To do:
Reproduce the material starting at the line that contains "Extract all elements" and ending at the line that contains "330, 181, 337]", updating each "data-point-20-3-c" to "marker-20-3-c" and leaving everything else unchanged. Omit the pictures from your answer.

Data:
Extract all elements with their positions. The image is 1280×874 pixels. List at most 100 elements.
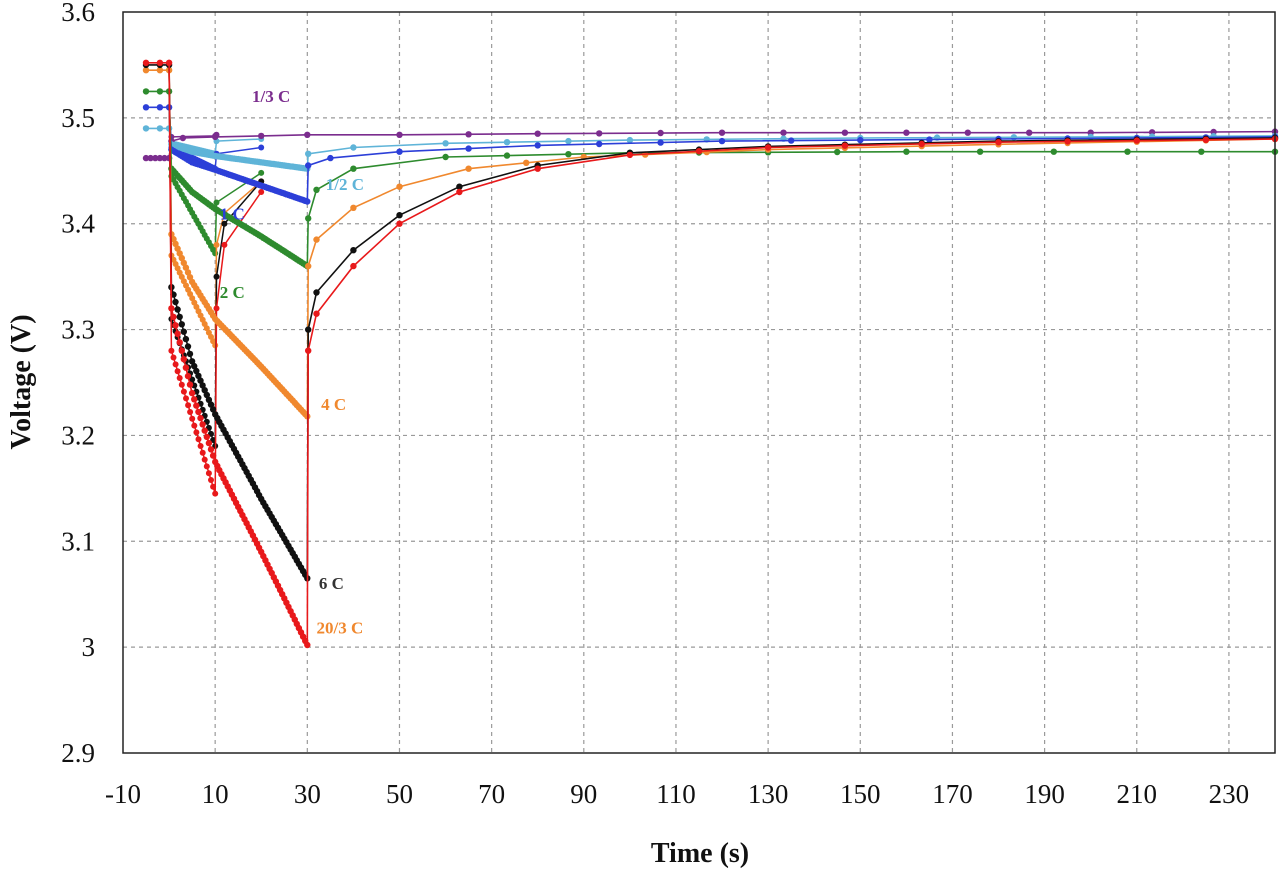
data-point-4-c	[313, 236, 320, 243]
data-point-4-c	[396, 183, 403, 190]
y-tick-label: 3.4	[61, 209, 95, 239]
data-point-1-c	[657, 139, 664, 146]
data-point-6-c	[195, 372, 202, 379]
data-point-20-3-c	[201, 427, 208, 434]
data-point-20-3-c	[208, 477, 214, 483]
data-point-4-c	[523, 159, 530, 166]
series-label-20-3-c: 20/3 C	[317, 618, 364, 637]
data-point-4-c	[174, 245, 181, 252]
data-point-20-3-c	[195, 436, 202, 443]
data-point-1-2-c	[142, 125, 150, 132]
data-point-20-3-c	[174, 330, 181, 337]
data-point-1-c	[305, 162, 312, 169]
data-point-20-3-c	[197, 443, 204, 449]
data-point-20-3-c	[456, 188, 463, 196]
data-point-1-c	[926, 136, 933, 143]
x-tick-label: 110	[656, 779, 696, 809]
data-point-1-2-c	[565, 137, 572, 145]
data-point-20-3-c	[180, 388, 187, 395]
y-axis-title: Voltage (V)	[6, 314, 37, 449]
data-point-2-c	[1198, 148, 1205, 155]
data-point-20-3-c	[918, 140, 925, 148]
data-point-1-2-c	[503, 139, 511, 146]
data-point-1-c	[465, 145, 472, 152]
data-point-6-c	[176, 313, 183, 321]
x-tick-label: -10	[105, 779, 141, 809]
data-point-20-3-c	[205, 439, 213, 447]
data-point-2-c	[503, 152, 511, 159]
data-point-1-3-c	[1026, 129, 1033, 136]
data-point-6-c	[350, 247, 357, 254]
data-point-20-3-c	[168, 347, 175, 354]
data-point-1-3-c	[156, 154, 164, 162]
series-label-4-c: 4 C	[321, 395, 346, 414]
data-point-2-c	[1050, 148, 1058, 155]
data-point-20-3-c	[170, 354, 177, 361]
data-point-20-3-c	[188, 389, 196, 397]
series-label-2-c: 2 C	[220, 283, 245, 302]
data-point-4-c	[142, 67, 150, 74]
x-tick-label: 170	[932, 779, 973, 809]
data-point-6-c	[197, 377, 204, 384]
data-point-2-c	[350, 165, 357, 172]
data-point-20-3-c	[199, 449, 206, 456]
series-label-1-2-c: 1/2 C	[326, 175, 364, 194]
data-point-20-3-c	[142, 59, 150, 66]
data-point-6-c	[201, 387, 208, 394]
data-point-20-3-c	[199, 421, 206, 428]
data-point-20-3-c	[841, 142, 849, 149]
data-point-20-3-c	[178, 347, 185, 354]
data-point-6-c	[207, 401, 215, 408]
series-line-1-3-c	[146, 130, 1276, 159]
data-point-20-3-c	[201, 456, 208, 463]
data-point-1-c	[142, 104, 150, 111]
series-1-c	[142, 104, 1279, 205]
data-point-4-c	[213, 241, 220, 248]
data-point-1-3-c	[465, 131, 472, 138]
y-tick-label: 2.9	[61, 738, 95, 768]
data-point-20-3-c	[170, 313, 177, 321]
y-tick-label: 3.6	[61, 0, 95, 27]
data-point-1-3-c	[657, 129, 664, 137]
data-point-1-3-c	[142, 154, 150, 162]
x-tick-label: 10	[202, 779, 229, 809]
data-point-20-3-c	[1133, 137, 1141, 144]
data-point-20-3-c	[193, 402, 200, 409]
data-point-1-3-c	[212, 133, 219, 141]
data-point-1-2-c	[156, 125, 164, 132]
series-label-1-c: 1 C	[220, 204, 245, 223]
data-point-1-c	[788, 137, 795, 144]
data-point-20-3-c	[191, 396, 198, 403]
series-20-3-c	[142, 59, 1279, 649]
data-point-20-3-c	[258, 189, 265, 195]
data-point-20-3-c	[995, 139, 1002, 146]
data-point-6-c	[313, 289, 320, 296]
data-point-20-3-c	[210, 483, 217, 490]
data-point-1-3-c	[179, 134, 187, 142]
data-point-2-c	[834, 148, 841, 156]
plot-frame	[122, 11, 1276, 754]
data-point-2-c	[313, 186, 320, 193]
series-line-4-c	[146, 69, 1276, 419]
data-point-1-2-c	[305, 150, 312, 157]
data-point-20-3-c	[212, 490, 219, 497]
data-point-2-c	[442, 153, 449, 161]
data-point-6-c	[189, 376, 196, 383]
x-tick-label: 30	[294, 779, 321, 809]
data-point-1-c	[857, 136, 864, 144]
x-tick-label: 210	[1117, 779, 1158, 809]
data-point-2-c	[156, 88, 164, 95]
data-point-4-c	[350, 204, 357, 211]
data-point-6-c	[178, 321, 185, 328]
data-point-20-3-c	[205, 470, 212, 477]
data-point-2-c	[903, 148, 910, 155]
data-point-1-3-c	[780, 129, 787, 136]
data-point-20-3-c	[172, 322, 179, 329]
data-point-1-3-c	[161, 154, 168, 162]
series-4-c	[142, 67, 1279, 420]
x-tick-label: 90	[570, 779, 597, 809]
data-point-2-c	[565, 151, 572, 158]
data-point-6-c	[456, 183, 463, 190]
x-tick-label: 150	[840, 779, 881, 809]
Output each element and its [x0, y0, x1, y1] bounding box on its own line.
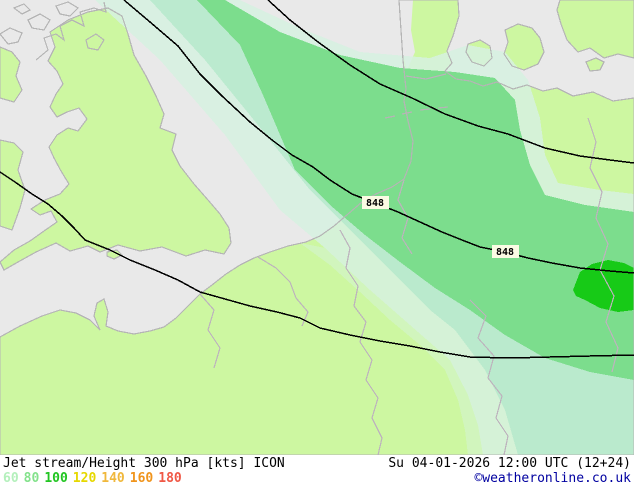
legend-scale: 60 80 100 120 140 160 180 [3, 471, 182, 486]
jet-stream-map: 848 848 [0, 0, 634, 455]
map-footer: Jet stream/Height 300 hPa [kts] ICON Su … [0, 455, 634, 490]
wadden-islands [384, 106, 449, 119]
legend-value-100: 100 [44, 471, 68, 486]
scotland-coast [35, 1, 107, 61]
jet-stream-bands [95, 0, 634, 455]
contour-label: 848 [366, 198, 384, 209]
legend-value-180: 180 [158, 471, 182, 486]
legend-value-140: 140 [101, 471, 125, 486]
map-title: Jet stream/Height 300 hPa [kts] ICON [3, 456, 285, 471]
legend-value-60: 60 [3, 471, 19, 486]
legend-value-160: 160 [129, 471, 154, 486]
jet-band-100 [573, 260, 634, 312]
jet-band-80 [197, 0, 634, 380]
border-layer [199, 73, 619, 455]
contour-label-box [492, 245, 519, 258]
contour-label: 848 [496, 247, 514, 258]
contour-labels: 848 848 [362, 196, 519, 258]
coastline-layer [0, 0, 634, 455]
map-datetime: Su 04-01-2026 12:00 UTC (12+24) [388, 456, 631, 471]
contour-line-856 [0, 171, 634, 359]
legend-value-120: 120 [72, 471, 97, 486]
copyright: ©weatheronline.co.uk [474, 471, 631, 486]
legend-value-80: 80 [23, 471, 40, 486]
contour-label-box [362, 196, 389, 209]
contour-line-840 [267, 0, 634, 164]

---

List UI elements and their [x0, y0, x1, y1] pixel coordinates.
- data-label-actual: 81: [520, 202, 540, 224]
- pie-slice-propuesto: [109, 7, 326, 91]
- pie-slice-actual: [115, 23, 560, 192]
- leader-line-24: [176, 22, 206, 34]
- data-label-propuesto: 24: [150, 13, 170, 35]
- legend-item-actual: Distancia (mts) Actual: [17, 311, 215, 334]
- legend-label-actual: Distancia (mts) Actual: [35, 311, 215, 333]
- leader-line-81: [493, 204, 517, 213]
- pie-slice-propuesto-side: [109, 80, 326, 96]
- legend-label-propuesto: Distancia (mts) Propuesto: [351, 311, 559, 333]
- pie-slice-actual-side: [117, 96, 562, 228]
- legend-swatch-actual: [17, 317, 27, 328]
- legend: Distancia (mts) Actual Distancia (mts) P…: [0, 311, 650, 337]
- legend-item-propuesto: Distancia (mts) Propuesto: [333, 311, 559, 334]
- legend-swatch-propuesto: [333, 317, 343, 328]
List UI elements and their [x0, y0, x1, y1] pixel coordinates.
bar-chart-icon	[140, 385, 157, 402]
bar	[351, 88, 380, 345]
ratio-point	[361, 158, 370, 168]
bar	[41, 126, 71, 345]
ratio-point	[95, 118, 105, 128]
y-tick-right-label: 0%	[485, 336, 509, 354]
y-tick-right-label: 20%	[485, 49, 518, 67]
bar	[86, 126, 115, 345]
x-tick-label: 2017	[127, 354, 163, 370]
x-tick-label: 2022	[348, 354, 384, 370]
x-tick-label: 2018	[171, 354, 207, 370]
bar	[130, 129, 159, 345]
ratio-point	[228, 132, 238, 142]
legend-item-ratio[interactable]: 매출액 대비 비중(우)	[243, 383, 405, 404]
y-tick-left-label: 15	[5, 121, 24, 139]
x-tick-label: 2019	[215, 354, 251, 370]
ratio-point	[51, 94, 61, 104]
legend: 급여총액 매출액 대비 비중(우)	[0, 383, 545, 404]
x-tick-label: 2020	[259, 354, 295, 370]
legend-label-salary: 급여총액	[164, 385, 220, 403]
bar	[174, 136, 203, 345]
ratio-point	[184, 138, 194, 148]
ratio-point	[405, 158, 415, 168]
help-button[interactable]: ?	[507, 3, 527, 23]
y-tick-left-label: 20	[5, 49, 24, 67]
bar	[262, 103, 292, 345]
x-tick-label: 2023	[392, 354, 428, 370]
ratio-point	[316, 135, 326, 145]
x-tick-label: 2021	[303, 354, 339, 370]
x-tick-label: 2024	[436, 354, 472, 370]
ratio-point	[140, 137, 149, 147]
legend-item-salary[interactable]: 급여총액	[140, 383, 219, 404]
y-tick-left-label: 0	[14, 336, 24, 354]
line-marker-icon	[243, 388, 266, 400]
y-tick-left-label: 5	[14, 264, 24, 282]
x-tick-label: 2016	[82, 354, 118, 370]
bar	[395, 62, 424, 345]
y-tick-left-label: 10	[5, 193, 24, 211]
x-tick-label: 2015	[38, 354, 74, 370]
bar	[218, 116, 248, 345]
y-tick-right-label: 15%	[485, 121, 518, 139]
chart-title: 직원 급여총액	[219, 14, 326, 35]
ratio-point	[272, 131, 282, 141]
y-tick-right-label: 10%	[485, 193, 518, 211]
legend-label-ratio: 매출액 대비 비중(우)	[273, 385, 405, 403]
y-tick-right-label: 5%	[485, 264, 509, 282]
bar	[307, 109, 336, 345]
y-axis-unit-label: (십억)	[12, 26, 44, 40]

--

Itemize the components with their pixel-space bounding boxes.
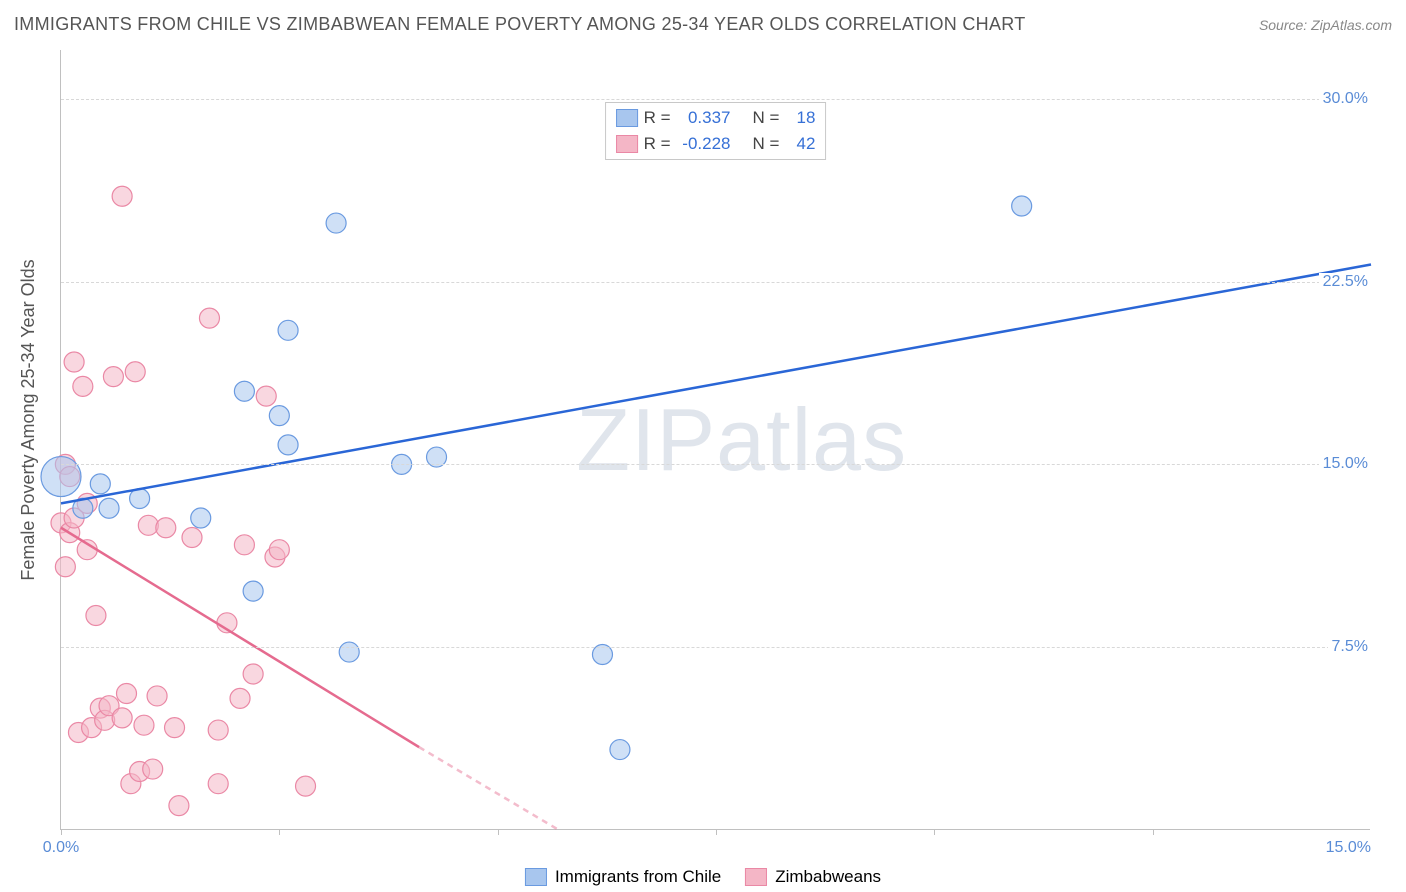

The reply:
Extract all elements with their positions. The image is 1280×874 pixels. List at most 100 elements.
data-point-4-c	[313, 236, 320, 243]
data-point-4-c	[396, 183, 403, 190]
y-tick-label: 3.4	[61, 209, 95, 239]
data-point-1-c	[657, 139, 664, 146]
data-point-6-c	[195, 372, 202, 379]
marker-20-3-c	[201, 427, 208, 434]
marker-20-3-c	[208, 477, 214, 483]
data-point-4-c	[523, 159, 530, 166]
series-label-20-3-c: 20/3 C	[317, 618, 364, 637]
data-point-4-c	[174, 245, 181, 252]
marker-20-3-c	[195, 436, 202, 443]
data-point-1-2-c	[142, 125, 150, 132]
marker-20-3-c	[174, 330, 181, 337]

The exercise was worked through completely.